> WHAT TO DO: Pull every line holding the string "ASSOCIATIONS" from the records below.
____ DATA PROVIDED
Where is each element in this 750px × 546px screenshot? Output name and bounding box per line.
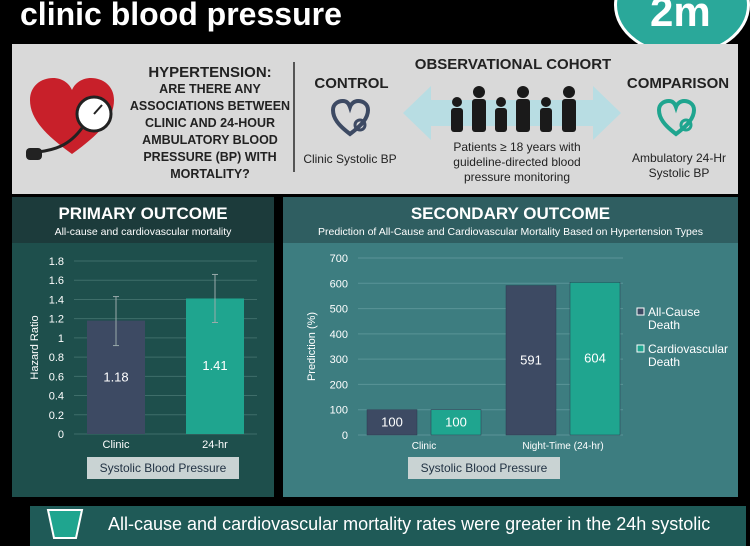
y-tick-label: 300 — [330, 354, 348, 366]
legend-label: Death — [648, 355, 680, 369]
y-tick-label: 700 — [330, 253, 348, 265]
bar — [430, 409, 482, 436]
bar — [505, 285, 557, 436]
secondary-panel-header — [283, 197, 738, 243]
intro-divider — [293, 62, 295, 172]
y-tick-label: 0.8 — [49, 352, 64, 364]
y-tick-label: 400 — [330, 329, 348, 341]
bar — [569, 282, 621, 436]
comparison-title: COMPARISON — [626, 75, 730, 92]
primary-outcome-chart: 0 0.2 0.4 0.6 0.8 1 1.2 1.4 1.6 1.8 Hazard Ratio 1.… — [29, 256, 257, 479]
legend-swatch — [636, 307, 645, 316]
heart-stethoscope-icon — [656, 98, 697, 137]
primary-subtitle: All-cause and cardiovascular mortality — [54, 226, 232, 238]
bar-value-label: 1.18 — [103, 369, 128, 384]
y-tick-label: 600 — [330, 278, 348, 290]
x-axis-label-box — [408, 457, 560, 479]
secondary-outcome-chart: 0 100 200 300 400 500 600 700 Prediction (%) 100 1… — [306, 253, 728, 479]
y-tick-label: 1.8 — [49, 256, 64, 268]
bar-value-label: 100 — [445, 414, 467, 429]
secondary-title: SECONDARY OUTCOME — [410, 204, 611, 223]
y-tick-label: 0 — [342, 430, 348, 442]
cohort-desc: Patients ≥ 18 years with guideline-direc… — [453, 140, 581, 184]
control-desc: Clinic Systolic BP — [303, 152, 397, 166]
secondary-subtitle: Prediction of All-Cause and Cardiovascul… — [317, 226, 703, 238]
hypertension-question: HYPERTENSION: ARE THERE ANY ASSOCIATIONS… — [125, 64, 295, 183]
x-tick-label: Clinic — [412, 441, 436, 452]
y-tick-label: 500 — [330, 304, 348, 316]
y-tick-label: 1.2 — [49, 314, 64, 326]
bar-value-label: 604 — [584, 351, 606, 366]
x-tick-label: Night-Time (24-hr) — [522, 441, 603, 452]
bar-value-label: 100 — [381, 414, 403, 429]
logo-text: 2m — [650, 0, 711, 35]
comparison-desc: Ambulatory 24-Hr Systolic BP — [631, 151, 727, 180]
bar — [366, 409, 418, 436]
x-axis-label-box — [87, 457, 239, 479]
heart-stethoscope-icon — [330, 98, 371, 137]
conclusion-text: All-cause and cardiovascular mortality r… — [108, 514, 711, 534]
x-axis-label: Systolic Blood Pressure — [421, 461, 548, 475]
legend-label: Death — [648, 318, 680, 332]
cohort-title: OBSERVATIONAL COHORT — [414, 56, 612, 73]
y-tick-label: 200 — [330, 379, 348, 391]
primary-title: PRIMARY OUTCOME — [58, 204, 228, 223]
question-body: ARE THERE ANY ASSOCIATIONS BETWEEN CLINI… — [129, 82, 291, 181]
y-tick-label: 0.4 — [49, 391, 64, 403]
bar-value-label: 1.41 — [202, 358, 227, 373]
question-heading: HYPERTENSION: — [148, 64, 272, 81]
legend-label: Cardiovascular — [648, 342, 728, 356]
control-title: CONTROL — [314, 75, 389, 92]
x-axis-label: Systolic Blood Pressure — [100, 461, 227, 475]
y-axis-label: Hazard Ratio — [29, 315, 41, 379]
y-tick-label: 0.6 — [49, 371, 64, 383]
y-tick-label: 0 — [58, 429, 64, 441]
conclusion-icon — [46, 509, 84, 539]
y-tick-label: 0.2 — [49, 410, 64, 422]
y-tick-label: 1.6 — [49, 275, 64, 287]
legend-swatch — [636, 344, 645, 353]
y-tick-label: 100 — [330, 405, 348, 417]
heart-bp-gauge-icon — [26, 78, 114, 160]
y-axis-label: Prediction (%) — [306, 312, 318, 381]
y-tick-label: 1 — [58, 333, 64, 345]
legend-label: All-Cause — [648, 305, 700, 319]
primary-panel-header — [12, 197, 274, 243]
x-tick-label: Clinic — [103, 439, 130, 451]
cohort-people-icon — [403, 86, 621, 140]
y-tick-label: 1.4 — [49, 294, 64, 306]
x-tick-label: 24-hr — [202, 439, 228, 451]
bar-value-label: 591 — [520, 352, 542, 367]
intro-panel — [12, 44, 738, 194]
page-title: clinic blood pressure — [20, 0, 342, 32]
________
> EXERCISE SOLUTION:
hypertension-question: HYPERTENSION: ARE THERE ANY ASSOCIATIONS… — [125, 64, 295, 183]
question-body: ARE THERE ANY ASSOCIATIONS BETWEEN CLINI… — [129, 82, 291, 181]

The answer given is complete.